= What is being asked =
Copy exactly the stretch of lines from the one holding "Give me the" through the last line of the data below, inclusive. Leave out pictures.

********

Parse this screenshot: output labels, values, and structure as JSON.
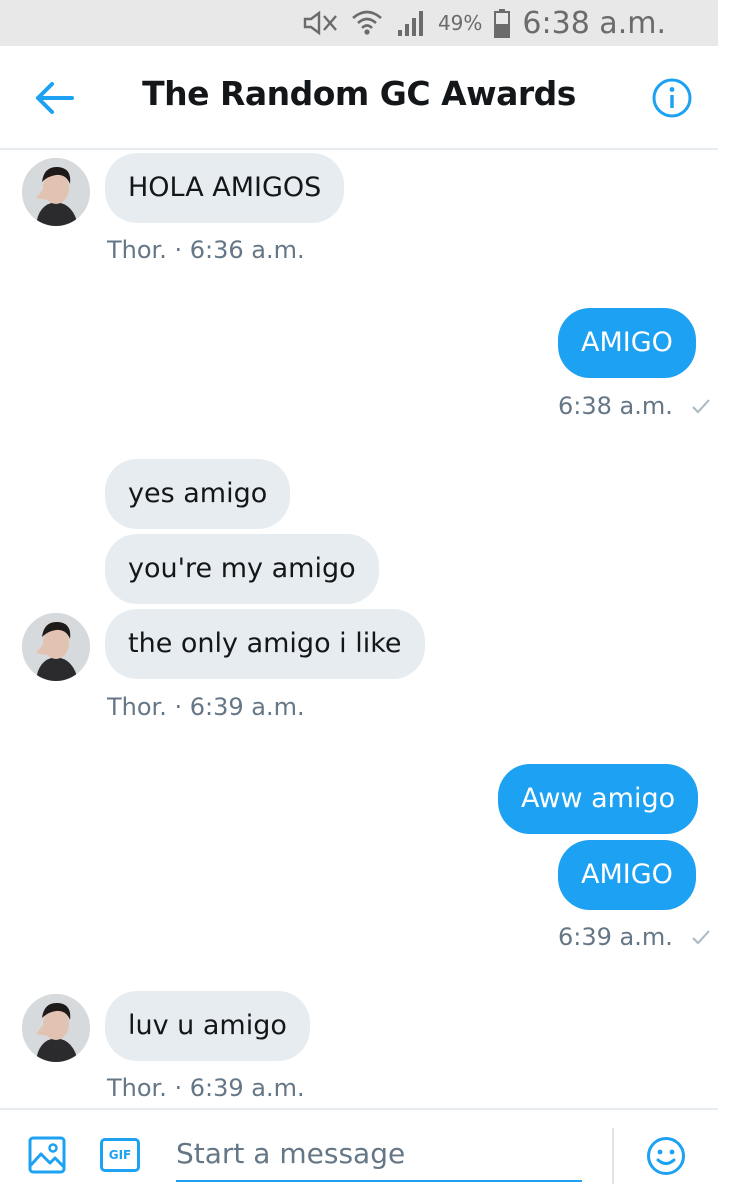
{
  "status_bar": {
    "battery_pct": "49%",
    "time": "6:38 a.m.",
    "icons": [
      "mute-icon",
      "wifi-icon",
      "signal-icon",
      "battery-icon"
    ]
  },
  "header": {
    "title": "The Random GC Awards",
    "back_icon": "arrow-left-icon",
    "info_icon": "info-icon"
  },
  "messages": [
    {
      "side": "in",
      "text": "HOLA AMIGOS"
    },
    {
      "side": "in_meta",
      "text": "Thor. · 6:36 a.m."
    },
    {
      "side": "out",
      "text": "AMIGO"
    },
    {
      "side": "out_meta",
      "text": "6:38 a.m."
    },
    {
      "side": "in",
      "text": "yes amigo"
    },
    {
      "side": "in",
      "text": "you're my amigo"
    },
    {
      "side": "in",
      "text": "the only amigo i like"
    },
    {
      "side": "in_meta",
      "text": "Thor. · 6:39 a.m."
    },
    {
      "side": "out",
      "text": "Aww amigo"
    },
    {
      "side": "out",
      "text": "AMIGO"
    },
    {
      "side": "out_meta",
      "text": "6:39 a.m."
    },
    {
      "side": "in",
      "text": "luv u amigo"
    },
    {
      "side": "in_meta",
      "text": "Thor. · 6:39 a.m."
    }
  ],
  "composer": {
    "placeholder": "Start a message",
    "gif_label": "GIF",
    "image_icon": "image-icon",
    "emoji_icon": "emoji-icon"
  },
  "colors": {
    "accent": "#1da1f2",
    "incoming_bubble": "#e6ecf0",
    "meta_text": "#657786"
  }
}
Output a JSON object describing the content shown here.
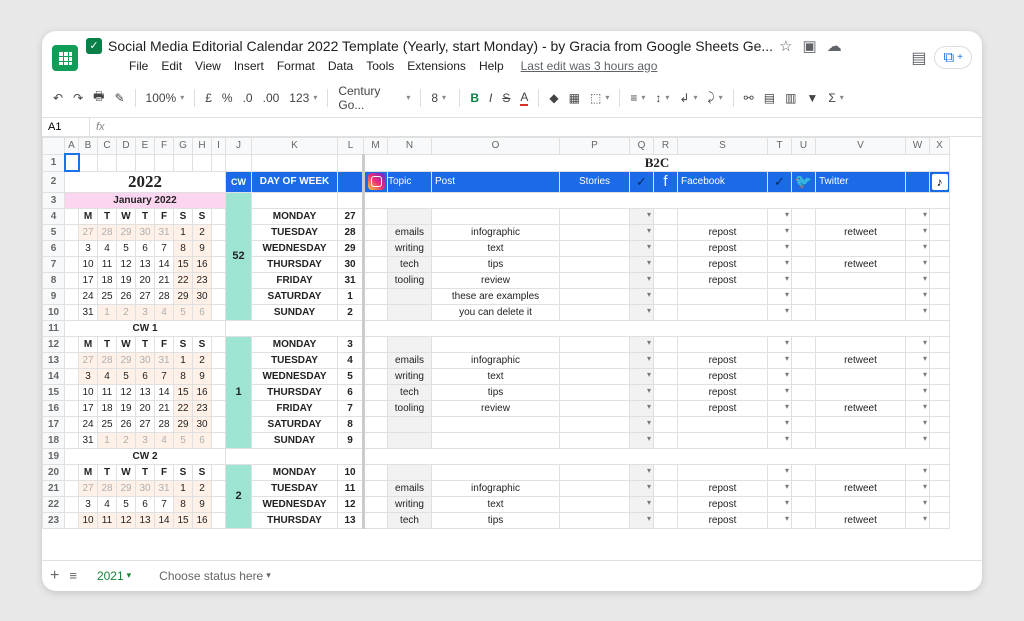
{
  "title": "Social Media Editorial Calendar 2022 Template (Yearly, start Monday) - by Gracia from Google Sheets Ge...",
  "menu": {
    "file": "File",
    "edit": "Edit",
    "view": "View",
    "insert": "Insert",
    "format": "Format",
    "data": "Data",
    "tools": "Tools",
    "extensions": "Extensions",
    "help": "Help",
    "last_edit": "Last edit was 3 hours ago"
  },
  "toolbar": {
    "zoom": "100%",
    "currency": "£",
    "pct": "%",
    "dec0": ".0",
    "dec00": ".00",
    "num": "123",
    "font": "Century Go...",
    "size": "8"
  },
  "namebox": "A1",
  "columns": [
    "",
    "A",
    "B",
    "C",
    "D",
    "E",
    "F",
    "G",
    "H",
    "I",
    "J",
    "K",
    "L",
    "M",
    "N",
    "O",
    "P",
    "Q",
    "R",
    "S",
    "T",
    "U",
    "V",
    "W",
    "X"
  ],
  "row_count": 23,
  "year": "2022",
  "b2c": "B2C",
  "headers": {
    "cw": "CW",
    "dow": "DAY OF WEEK",
    "topic": "Topic",
    "post": "Post",
    "stories": "Stories",
    "facebook": "Facebook",
    "twitter": "Twitter"
  },
  "month": "January 2022",
  "day_short": [
    "M",
    "T",
    "W",
    "T",
    "F",
    "S",
    "S"
  ],
  "cw_labels": {
    "cw1": "CW 1",
    "cw2": "CW 2"
  },
  "minical1": [
    [
      27,
      28,
      29,
      30,
      31,
      1,
      2
    ],
    [
      3,
      4,
      5,
      6,
      7,
      8,
      9
    ],
    [
      10,
      11,
      12,
      13,
      14,
      15,
      16
    ],
    [
      17,
      18,
      19,
      20,
      21,
      22,
      23
    ],
    [
      24,
      25,
      26,
      27,
      28,
      29,
      30
    ],
    [
      31,
      1,
      2,
      3,
      4,
      5,
      6
    ]
  ],
  "minical2": [
    [
      27,
      28,
      29,
      30,
      31,
      1,
      2
    ],
    [
      3,
      4,
      5,
      6,
      7,
      8,
      9
    ],
    [
      10,
      11,
      12,
      13,
      14,
      15,
      16
    ],
    [
      17,
      18,
      19,
      20,
      21,
      22,
      23
    ],
    [
      24,
      25,
      26,
      27,
      28,
      29,
      30
    ],
    [
      31,
      1,
      2,
      3,
      4,
      5,
      6
    ]
  ],
  "minical3": [
    [
      27,
      28,
      29,
      30,
      31,
      1,
      2
    ],
    [
      10,
      11,
      12,
      13,
      14,
      15,
      16
    ]
  ],
  "weeks": [
    {
      "cw": "52",
      "rows": [
        {
          "day": "MONDAY",
          "date": "27",
          "topic": "",
          "post": "",
          "fb": "",
          "tw": ""
        },
        {
          "day": "TUESDAY",
          "date": "28",
          "topic": "emails",
          "post": "infographic",
          "fb": "repost",
          "tw": "retweet"
        },
        {
          "day": "WEDNESDAY",
          "date": "29",
          "topic": "writing",
          "post": "text",
          "fb": "repost",
          "tw": ""
        },
        {
          "day": "THURSDAY",
          "date": "30",
          "topic": "tech",
          "post": "tips",
          "fb": "repost",
          "tw": "retweet"
        },
        {
          "day": "FRIDAY",
          "date": "31",
          "topic": "tooling",
          "post": "review",
          "fb": "repost",
          "tw": ""
        },
        {
          "day": "SATURDAY",
          "date": "1",
          "topic": "",
          "post": "these are examples",
          "fb": "",
          "tw": ""
        },
        {
          "day": "SUNDAY",
          "date": "2",
          "topic": "",
          "post": "you can delete it",
          "fb": "",
          "tw": ""
        }
      ]
    },
    {
      "cw": "1",
      "rows": [
        {
          "day": "MONDAY",
          "date": "3",
          "topic": "",
          "post": "",
          "fb": "",
          "tw": ""
        },
        {
          "day": "TUESDAY",
          "date": "4",
          "topic": "emails",
          "post": "infographic",
          "fb": "repost",
          "tw": "retweet"
        },
        {
          "day": "WEDNESDAY",
          "date": "5",
          "topic": "writing",
          "post": "text",
          "fb": "repost",
          "tw": ""
        },
        {
          "day": "THURSDAY",
          "date": "6",
          "topic": "tech",
          "post": "tips",
          "fb": "repost",
          "tw": ""
        },
        {
          "day": "FRIDAY",
          "date": "7",
          "topic": "tooling",
          "post": "review",
          "fb": "repost",
          "tw": "retweet"
        },
        {
          "day": "SATURDAY",
          "date": "8",
          "topic": "",
          "post": "",
          "fb": "",
          "tw": ""
        },
        {
          "day": "SUNDAY",
          "date": "9",
          "topic": "",
          "post": "",
          "fb": "",
          "tw": ""
        }
      ]
    },
    {
      "cw": "2",
      "rows": [
        {
          "day": "MONDAY",
          "date": "10",
          "topic": "",
          "post": "",
          "fb": "",
          "tw": ""
        },
        {
          "day": "TUESDAY",
          "date": "11",
          "topic": "emails",
          "post": "infographic",
          "fb": "repost",
          "tw": "retweet"
        },
        {
          "day": "WEDNESDAY",
          "date": "12",
          "topic": "writing",
          "post": "text",
          "fb": "repost",
          "tw": ""
        },
        {
          "day": "THURSDAY",
          "date": "13",
          "topic": "tech",
          "post": "tips",
          "fb": "repost",
          "tw": "retweet"
        }
      ]
    }
  ],
  "bottom": {
    "tab": "2021",
    "status": "Choose status here"
  }
}
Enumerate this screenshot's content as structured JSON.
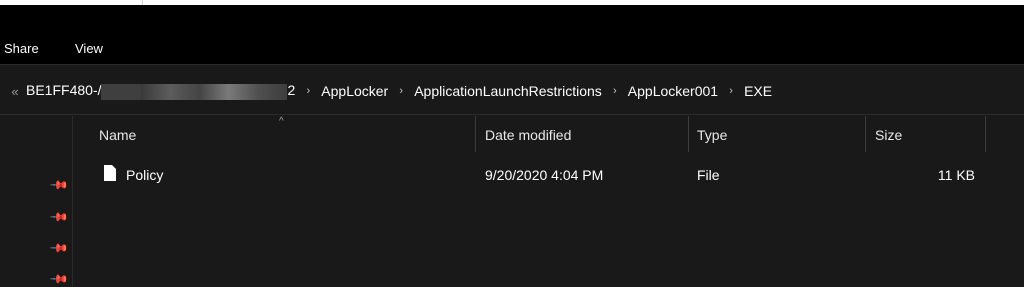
{
  "ribbon": {
    "tabs": [
      {
        "label": "Share"
      },
      {
        "label": "View"
      }
    ]
  },
  "address": {
    "overflow": "«",
    "root_visible": "BE1FF480-/",
    "root_tail_visible": "2",
    "segments": [
      "AppLocker",
      "ApplicationLaunchRestrictions",
      "AppLocker001",
      "EXE"
    ],
    "separator": "›"
  },
  "columns": [
    {
      "label": "Name"
    },
    {
      "label": "Date modified"
    },
    {
      "label": "Type"
    },
    {
      "label": "Size"
    }
  ],
  "sort_indicator": "^",
  "files": [
    {
      "name": "Policy",
      "date_modified": "9/20/2020 4:04 PM",
      "type": "File",
      "size": "11 KB",
      "icon": "file-icon"
    }
  ],
  "quick_access_pins": 4
}
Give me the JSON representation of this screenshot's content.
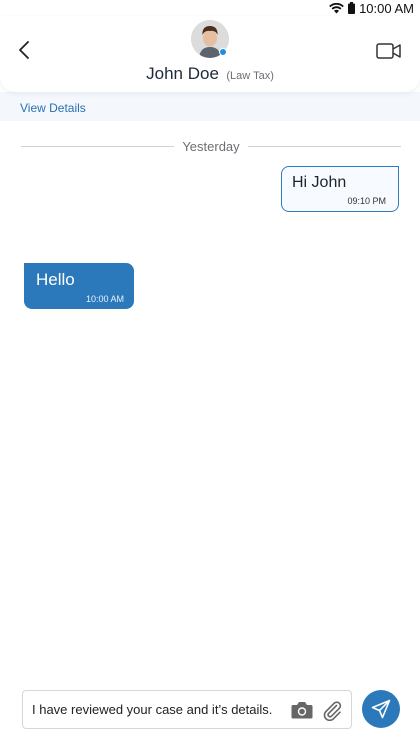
{
  "status_bar": {
    "time": "10:00 AM"
  },
  "header": {
    "contact_name": "John Doe",
    "contact_role": "(Law Tax)",
    "online_color": "#1f8de0"
  },
  "details": {
    "link_label": "View Details"
  },
  "conversation": {
    "date_separator": "Yesterday",
    "messages": [
      {
        "direction": "outgoing",
        "text": "Hi John",
        "time": "09:10 PM"
      },
      {
        "direction": "incoming",
        "text": "Hello",
        "time": "10:00 AM"
      }
    ]
  },
  "composer": {
    "value": "I have reviewed your case and it’s details."
  },
  "colors": {
    "accent": "#2b79bb",
    "link": "#2a6fb4"
  }
}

********

= The result =
Give me the JSON representation of this screenshot's content.
{
  "status_bar": {
    "time": "10:00 AM"
  },
  "header": {
    "contact_name": "John Doe",
    "contact_role": "(Law Tax)",
    "online_color": "#1f8de0"
  },
  "details": {
    "link_label": "View Details"
  },
  "conversation": {
    "date_separator": "Yesterday",
    "messages": [
      {
        "direction": "outgoing",
        "text": "Hi John",
        "time": "09:10 PM"
      },
      {
        "direction": "incoming",
        "text": "Hello",
        "time": "10:00 AM"
      }
    ]
  },
  "composer": {
    "value": "I have reviewed your case and it’s details."
  },
  "colors": {
    "accent": "#2b79bb",
    "link": "#2a6fb4"
  }
}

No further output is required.